--- Exercise prompt ---
Lines containing the word "content" should be extracted in full.

--- Input records ---
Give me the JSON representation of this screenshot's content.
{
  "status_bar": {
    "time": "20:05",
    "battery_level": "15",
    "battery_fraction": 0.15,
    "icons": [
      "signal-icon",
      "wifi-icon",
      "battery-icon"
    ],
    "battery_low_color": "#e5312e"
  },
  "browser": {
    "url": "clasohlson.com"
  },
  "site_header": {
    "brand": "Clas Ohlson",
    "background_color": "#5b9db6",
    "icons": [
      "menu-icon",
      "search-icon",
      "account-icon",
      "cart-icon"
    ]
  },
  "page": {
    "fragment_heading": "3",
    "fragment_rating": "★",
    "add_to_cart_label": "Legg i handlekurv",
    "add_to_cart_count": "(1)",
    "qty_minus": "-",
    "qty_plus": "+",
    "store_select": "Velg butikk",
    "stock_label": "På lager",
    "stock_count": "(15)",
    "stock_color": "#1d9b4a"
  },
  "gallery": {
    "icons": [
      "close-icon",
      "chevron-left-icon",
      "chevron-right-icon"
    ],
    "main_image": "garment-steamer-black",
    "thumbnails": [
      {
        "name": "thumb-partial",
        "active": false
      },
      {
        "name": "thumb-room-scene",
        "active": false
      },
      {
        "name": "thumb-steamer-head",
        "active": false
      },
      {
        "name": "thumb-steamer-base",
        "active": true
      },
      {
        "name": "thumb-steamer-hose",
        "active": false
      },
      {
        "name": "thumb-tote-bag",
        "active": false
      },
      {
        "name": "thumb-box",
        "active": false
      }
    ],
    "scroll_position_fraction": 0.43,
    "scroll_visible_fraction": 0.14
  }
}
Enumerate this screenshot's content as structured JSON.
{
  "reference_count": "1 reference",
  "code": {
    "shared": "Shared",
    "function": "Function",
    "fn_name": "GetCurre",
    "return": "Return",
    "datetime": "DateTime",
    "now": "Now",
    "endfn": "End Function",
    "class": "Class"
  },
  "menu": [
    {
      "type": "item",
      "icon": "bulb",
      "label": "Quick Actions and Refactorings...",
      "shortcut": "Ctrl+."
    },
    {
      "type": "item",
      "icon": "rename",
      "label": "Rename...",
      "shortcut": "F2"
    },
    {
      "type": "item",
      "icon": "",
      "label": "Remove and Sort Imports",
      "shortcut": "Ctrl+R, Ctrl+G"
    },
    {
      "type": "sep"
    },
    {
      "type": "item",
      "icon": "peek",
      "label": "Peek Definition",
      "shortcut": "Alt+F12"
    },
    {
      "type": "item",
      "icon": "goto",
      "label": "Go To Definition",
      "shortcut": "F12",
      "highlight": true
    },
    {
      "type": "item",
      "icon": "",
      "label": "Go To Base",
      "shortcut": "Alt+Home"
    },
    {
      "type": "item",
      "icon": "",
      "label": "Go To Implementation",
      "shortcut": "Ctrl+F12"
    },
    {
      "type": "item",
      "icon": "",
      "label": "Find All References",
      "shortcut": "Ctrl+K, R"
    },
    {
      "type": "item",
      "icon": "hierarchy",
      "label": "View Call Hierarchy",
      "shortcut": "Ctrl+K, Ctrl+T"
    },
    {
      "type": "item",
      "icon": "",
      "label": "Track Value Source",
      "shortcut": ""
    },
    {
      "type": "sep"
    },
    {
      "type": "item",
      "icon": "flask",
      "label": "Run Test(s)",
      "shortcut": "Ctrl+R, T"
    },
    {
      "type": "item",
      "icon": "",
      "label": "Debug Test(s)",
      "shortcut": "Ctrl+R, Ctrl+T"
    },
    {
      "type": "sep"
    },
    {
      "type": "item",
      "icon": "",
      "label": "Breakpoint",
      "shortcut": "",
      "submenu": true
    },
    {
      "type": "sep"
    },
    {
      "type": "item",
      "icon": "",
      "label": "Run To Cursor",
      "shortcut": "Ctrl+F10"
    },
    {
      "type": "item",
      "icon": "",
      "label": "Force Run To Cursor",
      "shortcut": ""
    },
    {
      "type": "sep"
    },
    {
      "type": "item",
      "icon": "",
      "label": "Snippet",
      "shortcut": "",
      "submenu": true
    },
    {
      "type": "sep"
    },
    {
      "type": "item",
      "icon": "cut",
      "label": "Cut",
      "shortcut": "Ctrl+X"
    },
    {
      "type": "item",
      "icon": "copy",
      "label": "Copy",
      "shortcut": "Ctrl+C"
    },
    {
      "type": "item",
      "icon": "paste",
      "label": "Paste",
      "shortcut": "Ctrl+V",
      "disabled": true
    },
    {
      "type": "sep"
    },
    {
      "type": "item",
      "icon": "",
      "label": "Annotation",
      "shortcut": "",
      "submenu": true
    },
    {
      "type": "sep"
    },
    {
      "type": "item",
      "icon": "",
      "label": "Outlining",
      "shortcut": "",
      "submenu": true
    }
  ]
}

--- The result ---
Give me the JSON representation of this screenshot's content.
Enumerate this screenshot's content as structured JSON.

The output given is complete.